(Data records)
────────
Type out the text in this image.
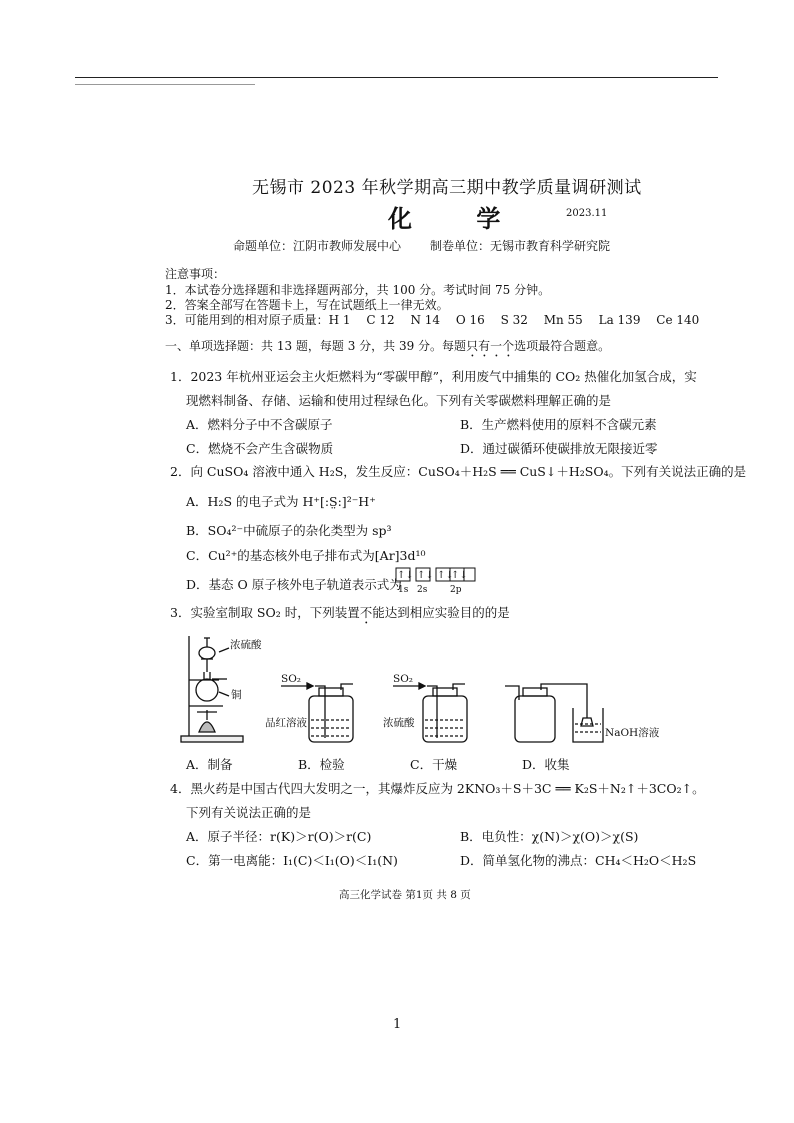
无锡市 2023 年秋学期高三期中教学质量调研测试
化 学	2023.11
命题单位：江阴市教师发展中心 制卷单位：无锡市教育科学研究院
注意事项：
1．本试卷分选择题和非选择题两部分，共 100 分。考试时间 75 分钟。
2．答案全部写在答题卡上，写在试题纸上一律无效。
3．可能用到的相对原子质量：H 1　 C 12　 N 14　 O 16　 S 32　 Mn 55　 La 139　 Ce 140
一、单项选择题：共 13 题，每题 3 分，共 39 分。每题只有一个选项最符合题意。
1．2023 年杭州亚运会主火炬燃料为“零碳甲醇”，利用废气中捕集的 CO₂ 热催化加氢合成，实
现燃料制备、存储、运输和使用过程绿色化。下列有关零碳燃料理解正确的是
A．燃料分子中不含碳原子	B．生产燃料使用的原料不含碳元素
C．燃烧不会产生含碳物质	D．通过碳循环使碳排放无限接近零
2．向 CuSO₄ 溶液中通入 H₂S，发生反应：CuSO₄＋H₂S ══ CuS↓＋H₂SO₄。下列有关说法正确的是
A．H₂S 的电子式为 H⁺[:S̤:]²⁻H⁺
B．SO₄²⁻中硫原子的杂化类型为 sp³
C．Cu²⁺的基态核外电子排布式为[Ar]3d¹⁰
D．基态 O 原子核外电子轨道表示式为
↑↓ ↑↓ ↑↓
↑↓
1s 2s	2p
3．实验室制取 SO₂ 时，下列装置不能达到相应实验目的的是
浓硫酸
铜
SO₂	SO₂
品红溶液	浓硫酸
NaOH溶液
A．制备	B．检验	C．干燥	D．收集
4．黑火药是中国古代四大发明之一，其爆炸反应为 2KNO₃＋S＋3C ══ K₂S＋N₂↑＋3CO₂↑。
下列有关说法正确的是
A．原子半径：r(K)＞r(O)＞r(C)	B．电负性：χ(N)＞χ(O)＞χ(S)
C．第一电离能：I₁(C)＜I₁(O)＜I₁(N)	D．简单氢化物的沸点：CH₄＜H₂O＜H₂S
高三化学试卷 第1页 共 8 页
1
────────
◆ Short problem: Skip the images and write out the rest of the listing exactly.

◆ Exercise response:
Type out the text in this image.
无锡市 2023 年秋学期高三期中教学质量调研测试
化 学	2023.11
命题单位：江阴市教师发展中心 制卷单位：无锡市教育科学研究院
注意事项：
1．本试卷分选择题和非选择题两部分，共 100 分。考试时间 75 分钟。
2．答案全部写在答题卡上，写在试题纸上一律无效。
3．可能用到的相对原子质量：H 1　 C 12　 N 14　 O 16　 S 32　 Mn 55　 La 139　 Ce 140
一、单项选择题：共 13 题，每题 3 分，共 39 分。每题只有一个选项最符合题意。
1．2023 年杭州亚运会主火炬燃料为“零碳甲醇”，利用废气中捕集的 CO₂ 热催化加氢合成，实
现燃料制备、存储、运输和使用过程绿色化。下列有关零碳燃料理解正确的是
A．燃料分子中不含碳原子	B．生产燃料使用的原料不含碳元素
C．燃烧不会产生含碳物质	D．通过碳循环使碳排放无限接近零
2．向 CuSO₄ 溶液中通入 H₂S，发生反应：CuSO₄＋H₂S ══ CuS↓＋H₂SO₄。下列有关说法正确的是
A．H₂S 的电子式为 H⁺[:S̤:]²⁻H⁺
B．SO₄²⁻中硫原子的杂化类型为 sp³
C．Cu²⁺的基态核外电子排布式为[Ar]3d¹⁰
D．基态 O 原子核外电子轨道表示式为
↑↓ ↑↓ ↑↓
↑↓
1s 2s	2p
3．实验室制取 SO₂ 时，下列装置不能达到相应实验目的的是
浓硫酸
铜
SO₂	SO₂
品红溶液	浓硫酸
NaOH溶液
A．制备	B．检验	C．干燥	D．收集
4．黑火药是中国古代四大发明之一，其爆炸反应为 2KNO₃＋S＋3C ══ K₂S＋N₂↑＋3CO₂↑。
下列有关说法正确的是
A．原子半径：r(K)＞r(O)＞r(C)	B．电负性：χ(N)＞χ(O)＞χ(S)
C．第一电离能：I₁(C)＜I₁(O)＜I₁(N)	D．简单氢化物的沸点：CH₄＜H₂O＜H₂S
高三化学试卷 第1页 共 8 页
1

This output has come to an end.